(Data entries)
▬▬▬▬▬▬
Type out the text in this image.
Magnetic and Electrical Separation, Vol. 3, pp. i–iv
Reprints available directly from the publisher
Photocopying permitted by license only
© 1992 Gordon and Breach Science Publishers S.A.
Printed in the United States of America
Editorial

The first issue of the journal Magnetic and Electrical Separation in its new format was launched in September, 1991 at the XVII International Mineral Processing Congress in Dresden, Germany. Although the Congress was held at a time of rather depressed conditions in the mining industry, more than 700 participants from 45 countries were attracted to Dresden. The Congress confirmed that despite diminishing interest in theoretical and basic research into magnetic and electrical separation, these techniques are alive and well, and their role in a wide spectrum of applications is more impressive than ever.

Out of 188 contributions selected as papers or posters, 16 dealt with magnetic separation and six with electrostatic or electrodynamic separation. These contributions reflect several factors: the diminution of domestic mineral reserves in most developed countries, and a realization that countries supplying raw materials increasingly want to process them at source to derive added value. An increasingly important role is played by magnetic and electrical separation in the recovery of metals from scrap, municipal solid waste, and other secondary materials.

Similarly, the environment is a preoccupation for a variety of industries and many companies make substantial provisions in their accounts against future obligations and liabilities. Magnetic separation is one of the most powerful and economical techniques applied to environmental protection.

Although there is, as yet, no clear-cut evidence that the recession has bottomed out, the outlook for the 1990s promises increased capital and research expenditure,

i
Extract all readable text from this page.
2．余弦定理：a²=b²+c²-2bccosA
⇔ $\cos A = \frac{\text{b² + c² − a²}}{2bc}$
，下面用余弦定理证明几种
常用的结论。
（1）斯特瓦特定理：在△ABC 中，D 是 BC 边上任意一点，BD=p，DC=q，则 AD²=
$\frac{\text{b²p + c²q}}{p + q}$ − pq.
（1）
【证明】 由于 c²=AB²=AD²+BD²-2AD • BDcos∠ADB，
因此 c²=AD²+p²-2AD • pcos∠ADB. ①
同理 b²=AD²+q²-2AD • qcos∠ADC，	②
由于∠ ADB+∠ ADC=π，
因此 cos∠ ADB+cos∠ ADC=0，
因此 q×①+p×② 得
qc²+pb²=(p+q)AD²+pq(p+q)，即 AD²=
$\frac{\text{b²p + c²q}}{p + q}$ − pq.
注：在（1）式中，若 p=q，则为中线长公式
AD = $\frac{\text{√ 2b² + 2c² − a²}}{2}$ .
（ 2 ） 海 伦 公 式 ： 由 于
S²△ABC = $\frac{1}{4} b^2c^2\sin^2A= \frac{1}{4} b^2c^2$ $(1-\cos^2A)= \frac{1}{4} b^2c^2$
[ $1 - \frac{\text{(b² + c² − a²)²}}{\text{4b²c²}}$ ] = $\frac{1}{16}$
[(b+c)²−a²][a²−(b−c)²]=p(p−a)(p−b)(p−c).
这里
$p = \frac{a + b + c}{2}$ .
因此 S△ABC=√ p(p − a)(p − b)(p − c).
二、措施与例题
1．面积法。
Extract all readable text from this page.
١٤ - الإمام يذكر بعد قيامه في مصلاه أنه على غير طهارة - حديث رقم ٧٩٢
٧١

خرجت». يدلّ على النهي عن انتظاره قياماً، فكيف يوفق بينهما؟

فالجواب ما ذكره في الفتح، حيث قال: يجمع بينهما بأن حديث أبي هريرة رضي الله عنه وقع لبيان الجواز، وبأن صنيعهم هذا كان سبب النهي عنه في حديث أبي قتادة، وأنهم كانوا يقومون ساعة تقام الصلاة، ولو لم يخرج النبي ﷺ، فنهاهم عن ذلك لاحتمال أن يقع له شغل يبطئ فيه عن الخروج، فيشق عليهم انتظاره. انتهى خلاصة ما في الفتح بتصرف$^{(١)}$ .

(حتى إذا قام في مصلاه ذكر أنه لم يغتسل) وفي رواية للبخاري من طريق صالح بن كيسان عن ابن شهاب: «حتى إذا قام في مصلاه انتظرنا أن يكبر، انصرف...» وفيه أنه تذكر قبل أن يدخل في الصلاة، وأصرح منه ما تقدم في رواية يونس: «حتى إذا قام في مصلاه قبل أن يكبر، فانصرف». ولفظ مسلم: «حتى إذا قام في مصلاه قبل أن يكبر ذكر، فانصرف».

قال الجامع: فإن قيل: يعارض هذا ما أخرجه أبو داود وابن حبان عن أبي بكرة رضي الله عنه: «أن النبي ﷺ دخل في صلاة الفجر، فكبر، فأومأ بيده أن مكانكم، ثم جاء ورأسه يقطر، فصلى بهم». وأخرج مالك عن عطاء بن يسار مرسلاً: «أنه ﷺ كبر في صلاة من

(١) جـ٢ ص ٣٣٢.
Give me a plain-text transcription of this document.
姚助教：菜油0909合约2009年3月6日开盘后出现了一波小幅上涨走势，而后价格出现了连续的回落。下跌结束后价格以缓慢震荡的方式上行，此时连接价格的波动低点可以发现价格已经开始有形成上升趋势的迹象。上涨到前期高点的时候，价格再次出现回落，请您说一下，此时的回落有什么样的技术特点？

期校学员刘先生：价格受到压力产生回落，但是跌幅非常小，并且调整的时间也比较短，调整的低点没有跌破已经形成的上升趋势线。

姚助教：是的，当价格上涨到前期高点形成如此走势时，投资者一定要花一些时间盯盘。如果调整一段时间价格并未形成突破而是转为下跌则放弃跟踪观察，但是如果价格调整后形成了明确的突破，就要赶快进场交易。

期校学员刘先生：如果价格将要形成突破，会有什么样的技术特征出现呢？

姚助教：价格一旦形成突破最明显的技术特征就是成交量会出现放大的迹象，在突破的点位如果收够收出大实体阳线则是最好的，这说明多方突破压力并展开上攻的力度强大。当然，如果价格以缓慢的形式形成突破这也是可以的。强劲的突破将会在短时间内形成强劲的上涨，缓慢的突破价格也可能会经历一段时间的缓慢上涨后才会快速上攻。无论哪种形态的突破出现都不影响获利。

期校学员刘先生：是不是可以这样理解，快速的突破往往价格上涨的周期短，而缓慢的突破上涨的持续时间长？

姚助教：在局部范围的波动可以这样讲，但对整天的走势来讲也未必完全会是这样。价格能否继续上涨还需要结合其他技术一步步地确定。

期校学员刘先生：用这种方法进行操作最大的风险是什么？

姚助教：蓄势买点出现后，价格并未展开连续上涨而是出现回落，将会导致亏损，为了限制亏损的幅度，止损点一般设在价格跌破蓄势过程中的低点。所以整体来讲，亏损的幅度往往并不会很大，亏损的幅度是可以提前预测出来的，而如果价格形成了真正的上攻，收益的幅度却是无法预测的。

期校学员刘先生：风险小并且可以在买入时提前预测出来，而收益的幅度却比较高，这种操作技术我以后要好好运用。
▬▬▬▬▬▬
### Directive
Word for word, quote the lines from the line containing "Give me a plain-text" through the end of the material, both included, and nothing else.

### The completed task
Give me a plain-text transcription of this document.
姚助教：菜油0909合约2009年3月6日开盘后出现了一波小幅上涨走势，而后价格出现了连续的回落。下跌结束后价格以缓慢震荡的方式上行，此时连接价格的波动低点可以发现价格已经开始有形成上升趋势的迹象。上涨到前期高点的时候，价格再次出现回落，请您说一下，此时的回落有什么样的技术特点？

期校学员刘先生：价格受到压力产生回落，但是跌幅非常小，并且调整的时间也比较短，调整的低点没有跌破已经形成的上升趋势线。

姚助教：是的，当价格上涨到前期高点形成如此走势时，投资者一定要花一些时间盯盘。如果调整一段时间价格并未形成突破而是转为下跌则放弃跟踪观察，但是如果价格调整后形成了明确的突破，就要赶快进场交易。

期校学员刘先生：如果价格将要形成突破，会有什么样的技术特征出现呢？

姚助教：价格一旦形成突破最明显的技术特征就是成交量会出现放大的迹象，在突破的点位如果收够收出大实体阳线则是最好的，这说明多方突破压力并展开上攻的力度强大。当然，如果价格以缓慢的形式形成突破这也是可以的。强劲的突破将会在短时间内形成强劲的上涨，缓慢的突破价格也可能会经历一段时间的缓慢上涨后才会快速上攻。无论哪种形态的突破出现都不影响获利。

期校学员刘先生：是不是可以这样理解，快速的突破往往价格上涨的周期短，而缓慢的突破上涨的持续时间长？

姚助教：在局部范围的波动可以这样讲，但对整天的走势来讲也未必完全会是这样。价格能否继续上涨还需要结合其他技术一步步地确定。

期校学员刘先生：用这种方法进行操作最大的风险是什么？

姚助教：蓄势买点出现后，价格并未展开连续上涨而是出现回落，将会导致亏损，为了限制亏损的幅度，止损点一般设在价格跌破蓄势过程中的低点。所以整体来讲，亏损的幅度往往并不会很大，亏损的幅度是可以提前预测出来的，而如果价格形成了真正的上攻，收益的幅度却是无法预测的。

期校学员刘先生：风险小并且可以在买入时提前预测出来，而收益的幅度却比较高，这种操作技术我以后要好好运用。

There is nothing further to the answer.